- **Zitierter Auszug**:
►
Jemandem die volle Wahrheit sagen; jemandem uneingeschränkt die Wahrheit sagen.

Herkunft

Die Redewendung hat ihren Ursprung im Mittelalter. Die Verfälschung von Wein oder anderen Lebensmitteln wurde bereits damals rigoros bestraft.

Erläuterungen

Die Redewendung stammt aus dem Mittelalter. Schon damals wurde Wein hin und wieder mit minderwertigen Flüssigkeiten gestreckt. Das waren zum Beispiel Wasser oder Zuckerwasser. Mit diesen unzulässigen Zutaten konnten die Wirte ihre Gewinne erhöhen.

Wer jedoch beim sogenannten Panschen erwischt wurde, dem drohten schwere Strafen. Im juristischen Sinne handelt es sich nämlich um das Verfälschen von Lebensmitteln.

Wurde dem Gast jedoch reiner (oder klarer) Wein eingeschenkt, dann hatte er es mit einem ehrlichen Wirt zu tun. Das verkaufte Getränk entsprach den Angaben, der Wirt sagte also die Wahrheit. Entsprechend wird die Wendung gern in der politischen Rhetorik verwendet.

Im 16. Jahrhundert war zudem die Redensart »lauteren Wein einschenken« gebräuchlich. Gelegentlich wurde auch »rein Bier« eingeschenkt (Heinrich Julius von Braunschweig: Susanna II, I; 1593).
◄
- **Zu bearbeitende Aufgaben**:
(a) Beantworten Sie zum Text über die Redewendung vom reinen Wein die folgenden Fragen:
(i) Mit welchen Flüssigkeiten wurde Wein im Mittelalter gestreckt?
(ii) Als was gilt das Panschen im juristischen Sinne?
(iii) Welche Redensart war im 16. Jahrhundert zudem gebräuchlich?
(b) Setzen Sie den Text über die Redewendung vom reinen Wein im Anschluss an seinen letzten Satz fort.

- **Erfasste Angaben**:
►
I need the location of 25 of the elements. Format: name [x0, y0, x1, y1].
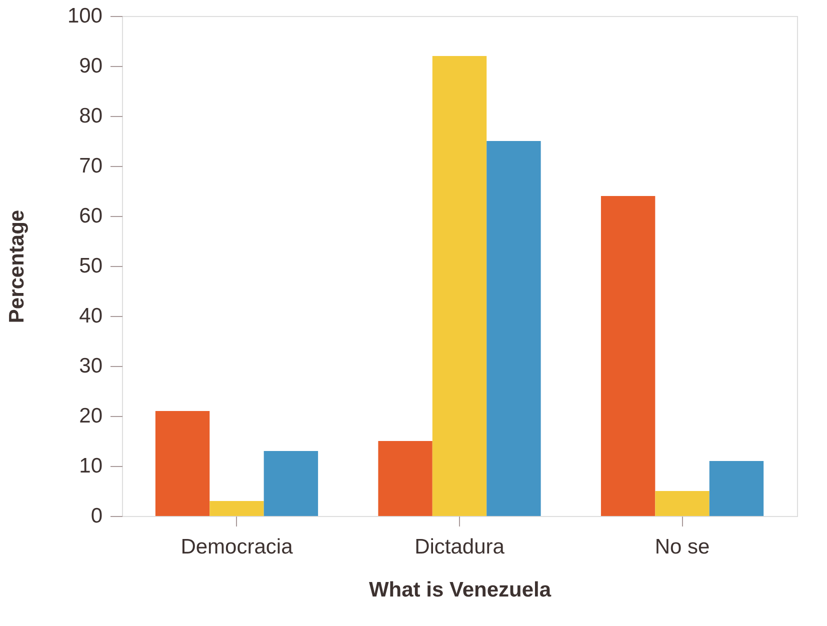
◄
- **Liste der Antworten**:
(a)
(i) Mit Wasser oder Zuckerwasser.
(ii) Als Verfälschen von Lebensmitteln.
(iii) »lauteren Wein einschenken«.

(b)
Quellen und weiterführende Literatur:

  • Röhrich, Lutz: Lexikon der sprichwörtlichen Redensarten, Freiburg u. a.: Herder 2003.

Beispiele und Zitate

  • Den Schweizer Bürgerinnen und Bürgern muss endlich reiner Wein eingeschenkt werden.

    Die Zeit, 18.06.2015, Nr. 25
  • Die Politik muss das Wagnis eingehen, der Bevölkerung von Anfang an reinen Wein einzuschenken.

    Die Zeit, 07.04.2014, Nr. 15
  • Merkel müsse den Deutschen vor der Wahl reinen Wein einschenken, verlangt der SPD-Vorsitzende Sigmar Gabriel im »Kölner Stadt-Anzeiger«.

    Die Zeit, 21.08.2013 (online)
  • »Vielleicht hätte ich euch von Anfang an reinen Wein einschenken sollen, tut mir leid…« sagt Ewald.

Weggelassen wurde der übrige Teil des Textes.